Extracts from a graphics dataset
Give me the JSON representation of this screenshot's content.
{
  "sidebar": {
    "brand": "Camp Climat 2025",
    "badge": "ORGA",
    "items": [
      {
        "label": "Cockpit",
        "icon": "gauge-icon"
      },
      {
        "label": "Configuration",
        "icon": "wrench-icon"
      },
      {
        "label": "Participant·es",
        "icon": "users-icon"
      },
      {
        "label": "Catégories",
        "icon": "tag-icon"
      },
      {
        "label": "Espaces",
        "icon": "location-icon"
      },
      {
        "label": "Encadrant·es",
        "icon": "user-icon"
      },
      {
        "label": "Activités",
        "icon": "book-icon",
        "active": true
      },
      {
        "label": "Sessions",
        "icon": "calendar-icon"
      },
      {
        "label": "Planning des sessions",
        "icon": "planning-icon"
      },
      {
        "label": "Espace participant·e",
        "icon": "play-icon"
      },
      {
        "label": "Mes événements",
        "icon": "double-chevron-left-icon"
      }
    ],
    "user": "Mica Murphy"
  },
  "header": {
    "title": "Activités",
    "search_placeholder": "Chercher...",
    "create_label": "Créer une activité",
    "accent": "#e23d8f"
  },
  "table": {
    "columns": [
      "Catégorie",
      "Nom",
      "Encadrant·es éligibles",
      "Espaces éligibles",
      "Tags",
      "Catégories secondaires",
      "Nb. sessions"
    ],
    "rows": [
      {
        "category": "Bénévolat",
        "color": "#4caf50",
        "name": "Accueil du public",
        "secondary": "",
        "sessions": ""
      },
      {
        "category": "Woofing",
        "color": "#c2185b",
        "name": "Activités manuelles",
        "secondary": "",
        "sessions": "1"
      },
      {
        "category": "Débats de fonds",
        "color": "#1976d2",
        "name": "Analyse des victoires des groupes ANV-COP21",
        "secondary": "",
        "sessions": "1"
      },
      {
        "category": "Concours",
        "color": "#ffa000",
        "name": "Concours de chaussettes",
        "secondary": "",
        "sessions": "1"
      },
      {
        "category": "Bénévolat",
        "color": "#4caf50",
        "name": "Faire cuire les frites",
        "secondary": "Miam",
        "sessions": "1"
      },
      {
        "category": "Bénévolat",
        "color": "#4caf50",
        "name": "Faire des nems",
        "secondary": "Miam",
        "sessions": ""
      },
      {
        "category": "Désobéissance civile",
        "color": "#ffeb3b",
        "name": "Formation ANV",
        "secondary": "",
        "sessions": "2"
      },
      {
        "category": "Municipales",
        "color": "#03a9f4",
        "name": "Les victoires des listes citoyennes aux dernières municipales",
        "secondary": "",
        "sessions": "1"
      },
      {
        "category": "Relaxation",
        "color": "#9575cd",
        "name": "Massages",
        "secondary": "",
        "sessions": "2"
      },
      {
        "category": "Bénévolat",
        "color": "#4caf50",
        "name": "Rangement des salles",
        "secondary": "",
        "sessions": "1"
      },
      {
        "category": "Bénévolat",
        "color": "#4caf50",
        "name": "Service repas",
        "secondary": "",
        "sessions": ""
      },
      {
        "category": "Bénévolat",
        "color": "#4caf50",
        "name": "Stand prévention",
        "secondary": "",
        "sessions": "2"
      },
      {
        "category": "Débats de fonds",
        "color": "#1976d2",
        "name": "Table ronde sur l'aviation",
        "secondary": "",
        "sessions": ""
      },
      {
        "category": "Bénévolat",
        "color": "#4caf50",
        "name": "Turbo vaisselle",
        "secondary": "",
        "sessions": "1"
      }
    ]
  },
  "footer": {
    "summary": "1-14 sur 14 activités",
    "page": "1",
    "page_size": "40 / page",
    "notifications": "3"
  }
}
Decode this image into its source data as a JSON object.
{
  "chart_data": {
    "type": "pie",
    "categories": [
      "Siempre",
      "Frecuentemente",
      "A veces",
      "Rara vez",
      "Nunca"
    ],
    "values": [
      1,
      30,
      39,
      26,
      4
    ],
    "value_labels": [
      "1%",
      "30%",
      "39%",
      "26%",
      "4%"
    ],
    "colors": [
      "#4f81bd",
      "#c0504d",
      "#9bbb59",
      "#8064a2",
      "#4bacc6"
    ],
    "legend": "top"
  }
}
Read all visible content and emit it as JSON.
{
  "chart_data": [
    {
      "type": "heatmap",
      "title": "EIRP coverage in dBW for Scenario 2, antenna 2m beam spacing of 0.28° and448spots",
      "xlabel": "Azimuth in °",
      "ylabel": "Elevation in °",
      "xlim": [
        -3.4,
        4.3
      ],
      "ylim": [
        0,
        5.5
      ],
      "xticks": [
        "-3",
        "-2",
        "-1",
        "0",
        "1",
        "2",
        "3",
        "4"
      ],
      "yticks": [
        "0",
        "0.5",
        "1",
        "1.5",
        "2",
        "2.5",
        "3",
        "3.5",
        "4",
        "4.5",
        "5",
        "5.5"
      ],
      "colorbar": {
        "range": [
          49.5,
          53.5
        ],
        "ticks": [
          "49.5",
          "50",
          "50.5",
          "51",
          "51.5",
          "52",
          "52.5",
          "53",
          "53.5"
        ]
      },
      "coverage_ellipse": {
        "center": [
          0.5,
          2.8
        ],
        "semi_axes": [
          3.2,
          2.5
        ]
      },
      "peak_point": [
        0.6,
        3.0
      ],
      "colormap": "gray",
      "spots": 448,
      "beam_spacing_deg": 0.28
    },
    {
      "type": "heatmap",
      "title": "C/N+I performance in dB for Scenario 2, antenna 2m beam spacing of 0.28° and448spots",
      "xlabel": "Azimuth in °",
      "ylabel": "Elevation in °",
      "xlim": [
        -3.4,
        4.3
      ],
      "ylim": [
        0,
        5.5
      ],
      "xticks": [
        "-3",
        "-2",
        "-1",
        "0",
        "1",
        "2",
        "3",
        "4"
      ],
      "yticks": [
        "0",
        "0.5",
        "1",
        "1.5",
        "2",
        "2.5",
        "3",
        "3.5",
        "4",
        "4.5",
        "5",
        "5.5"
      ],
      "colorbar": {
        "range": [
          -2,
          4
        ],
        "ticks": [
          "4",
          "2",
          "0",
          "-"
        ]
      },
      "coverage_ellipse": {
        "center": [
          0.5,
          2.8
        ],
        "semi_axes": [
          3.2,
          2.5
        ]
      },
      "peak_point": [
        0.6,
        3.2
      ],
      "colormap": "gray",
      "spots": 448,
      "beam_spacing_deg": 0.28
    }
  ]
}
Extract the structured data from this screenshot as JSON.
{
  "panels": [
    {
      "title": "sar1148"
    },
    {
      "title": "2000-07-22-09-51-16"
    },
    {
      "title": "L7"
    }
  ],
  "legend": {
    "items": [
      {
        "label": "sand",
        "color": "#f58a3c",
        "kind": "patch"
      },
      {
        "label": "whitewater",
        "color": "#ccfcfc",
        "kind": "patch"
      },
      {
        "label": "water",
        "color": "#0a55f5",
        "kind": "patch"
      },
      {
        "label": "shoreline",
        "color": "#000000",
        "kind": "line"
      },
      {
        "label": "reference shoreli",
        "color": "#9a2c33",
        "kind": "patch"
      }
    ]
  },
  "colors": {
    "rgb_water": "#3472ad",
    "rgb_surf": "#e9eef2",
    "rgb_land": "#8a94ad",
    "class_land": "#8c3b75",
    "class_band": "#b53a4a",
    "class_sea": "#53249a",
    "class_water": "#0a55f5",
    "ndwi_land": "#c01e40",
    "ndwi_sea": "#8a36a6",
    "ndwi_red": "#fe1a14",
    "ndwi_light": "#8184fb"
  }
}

## What this task involves
Repeat the lines above exactly.

## The result
Give me the JSON representation of this screenshot's content.
{
  "sidebar": {
    "brand": "Camp Climat 2025",
    "badge": "ORGA",
    "items": [
      {
        "label": "Cockpit",
        "icon": "gauge-icon"
      },
      {
        "label": "Configuration",
        "icon": "wrench-icon"
      },
      {
        "label": "Participant·es",
        "icon": "users-icon"
      },
      {
        "label": "Catégories",
        "icon": "tag-icon"
      },
      {
        "label": "Espaces",
        "icon": "location-icon"
      },
      {
        "label": "Encadrant·es",
        "icon": "user-icon"
      },
      {
        "label": "Activités",
        "icon": "book-icon",
        "active": true
      },
      {
        "label": "Sessions",
        "icon": "calendar-icon"
      },
      {
        "label": "Planning des sessions",
        "icon": "planning-icon"
      },
      {
        "label": "Espace participant·e",
        "icon": "play-icon"
      },
      {
        "label": "Mes événements",
        "icon": "double-chevron-left-icon"
      }
    ],
    "user": "Mica Murphy"
  },
  "header": {
    "title": "Activités",
    "search_placeholder": "Chercher...",
    "create_label": "Créer une activité",
    "accent": "#e23d8f"
  },
  "table": {
    "columns": [
      "Catégorie",
      "Nom",
      "Encadrant·es éligibles",
      "Espaces éligibles",
      "Tags",
      "Catégories secondaires",
      "Nb. sessions"
    ],
    "rows": [
      {
        "category": "Bénévolat",
        "color": "#4caf50",
        "name": "Accueil du public",
        "secondary": "",
        "sessions": ""
      },
      {
        "category": "Woofing",
        "color": "#c2185b",
        "name": "Activités manuelles",
        "secondary": "",
        "sessions": "1"
      },
      {
        "category": "Débats de fonds",
        "color": "#1976d2",
        "name": "Analyse des victoires des groupes ANV-COP21",
        "secondary": "",
        "sessions": "1"
      },
      {
        "category": "Concours",
        "color": "#ffa000",
        "name": "Concours de chaussettes",
        "secondary": "",
        "sessions": "1"
      },
      {
        "category": "Bénévolat",
        "color": "#4caf50",
        "name": "Faire cuire les frites",
        "secondary": "Miam",
        "sessions": "1"
      },
      {
        "category": "Bénévolat",
        "color": "#4caf50",
        "name": "Faire des nems",
        "secondary": "Miam",
        "sessions": ""
      },
      {
        "category": "Désobéissance civile",
        "color": "#ffeb3b",
        "name": "Formation ANV",
        "secondary": "",
        "sessions": "2"
      },
      {
        "category": "Municipales",
        "color": "#03a9f4",
        "name": "Les victoires des listes citoyennes aux dernières municipales",
        "secondary": "",
        "sessions": "1"
      },
      {
        "category": "Relaxation",
        "color": "#9575cd",
        "name": "Massages",
        "secondary": "",
        "sessions": "2"
      },
      {
        "category": "Bénévolat",
        "color": "#4caf50",
        "name": "Rangement des salles",
        "secondary": "",
        "sessions": "1"
      },
      {
        "category": "Bénévolat",
        "color": "#4caf50",
        "name": "Service repas",
        "secondary": "",
        "sessions": ""
      },
      {
        "category": "Bénévolat",
        "color": "#4caf50",
        "name": "Stand prévention",
        "secondary": "",
        "sessions": "2"
      },
      {
        "category": "Débats de fonds",
        "color": "#1976d2",
        "name": "Table ronde sur l'aviation",
        "secondary": "",
        "sessions": ""
      },
      {
        "category": "Bénévolat",
        "color": "#4caf50",
        "name": "Turbo vaisselle",
        "secondary": "",
        "sessions": "1"
      }
    ]
  },
  "footer": {
    "summary": "1-14 sur 14 activités",
    "page": "1",
    "page_size": "40 / page",
    "notifications": "3"
  }
}
Decode this image into its source data as a JSON object.
{
  "chart_data": {
    "type": "pie",
    "categories": [
      "Siempre",
      "Frecuentemente",
      "A veces",
      "Rara vez",
      "Nunca"
    ],
    "values": [
      1,
      30,
      39,
      26,
      4
    ],
    "value_labels": [
      "1%",
      "30%",
      "39%",
      "26%",
      "4%"
    ],
    "colors": [
      "#4f81bd",
      "#c0504d",
      "#9bbb59",
      "#8064a2",
      "#4bacc6"
    ],
    "legend": "top"
  }
}
Read all visible content and emit it as JSON.
{
  "chart_data": [
    {
      "type": "heatmap",
      "title": "EIRP coverage in dBW for Scenario 2, antenna 2m beam spacing of 0.28° and448spots",
      "xlabel": "Azimuth in °",
      "ylabel": "Elevation in °",
      "xlim": [
        -3.4,
        4.3
      ],
      "ylim": [
        0,
        5.5
      ],
      "xticks": [
        "-3",
        "-2",
        "-1",
        "0",
        "1",
        "2",
        "3",
        "4"
      ],
      "yticks": [
        "0",
        "0.5",
        "1",
        "1.5",
        "2",
        "2.5",
        "3",
        "3.5",
        "4",
        "4.5",
        "5",
        "5.5"
      ],
      "colorbar": {
        "range": [
          49.5,
          53.5
        ],
        "ticks": [
          "49.5",
          "50",
          "50.5",
          "51",
          "51.5",
          "52",
          "52.5",
          "53",
          "53.5"
        ]
      },
      "coverage_ellipse": {
        "center": [
          0.5,
          2.8
        ],
        "semi_axes": [
          3.2,
          2.5
        ]
      },
      "peak_point": [
        0.6,
        3.0
      ],
      "colormap": "gray",
      "spots": 448,
      "beam_spacing_deg": 0.28
    },
    {
      "type": "heatmap",
      "title": "C/N+I performance in dB for Scenario 2, antenna 2m beam spacing of 0.28° and448spots",
      "xlabel": "Azimuth in °",
      "ylabel": "Elevation in °",
      "xlim": [
        -3.4,
        4.3
      ],
      "ylim": [
        0,
        5.5
      ],
      "xticks": [
        "-3",
        "-2",
        "-1",
        "0",
        "1",
        "2",
        "3",
        "4"
      ],
      "yticks": [
        "0",
        "0.5",
        "1",
        "1.5",
        "2",
        "2.5",
        "3",
        "3.5",
        "4",
        "4.5",
        "5",
        "5.5"
      ],
      "colorbar": {
        "range": [
          -2,
          4
        ],
        "ticks": [
          "4",
          "2",
          "0",
          "-"
        ]
      },
      "coverage_ellipse": {
        "center": [
          0.5,
          2.8
        ],
        "semi_axes": [
          3.2,
          2.5
        ]
      },
      "peak_point": [
        0.6,
        3.2
      ],
      "colormap": "gray",
      "spots": 448,
      "beam_spacing_deg": 0.28
    }
  ]
}
Extract the structured data from this screenshot as JSON.
{
  "panels": [
    {
      "title": "sar1148"
    },
    {
      "title": "2000-07-22-09-51-16"
    },
    {
      "title": "L7"
    }
  ],
  "legend": {
    "items": [
      {
        "label": "sand",
        "color": "#f58a3c",
        "kind": "patch"
      },
      {
        "label": "whitewater",
        "color": "#ccfcfc",
        "kind": "patch"
      },
      {
        "label": "water",
        "color": "#0a55f5",
        "kind": "patch"
      },
      {
        "label": "shoreline",
        "color": "#000000",
        "kind": "line"
      },
      {
        "label": "reference shoreli",
        "color": "#9a2c33",
        "kind": "patch"
      }
    ]
  },
  "colors": {
    "rgb_water": "#3472ad",
    "rgb_surf": "#e9eef2",
    "rgb_land": "#8a94ad",
    "class_land": "#8c3b75",
    "class_band": "#b53a4a",
    "class_sea": "#53249a",
    "class_water": "#0a55f5",
    "ndwi_land": "#c01e40",
    "ndwi_sea": "#8a36a6",
    "ndwi_red": "#fe1a14",
    "ndwi_light": "#8184fb"
  }
}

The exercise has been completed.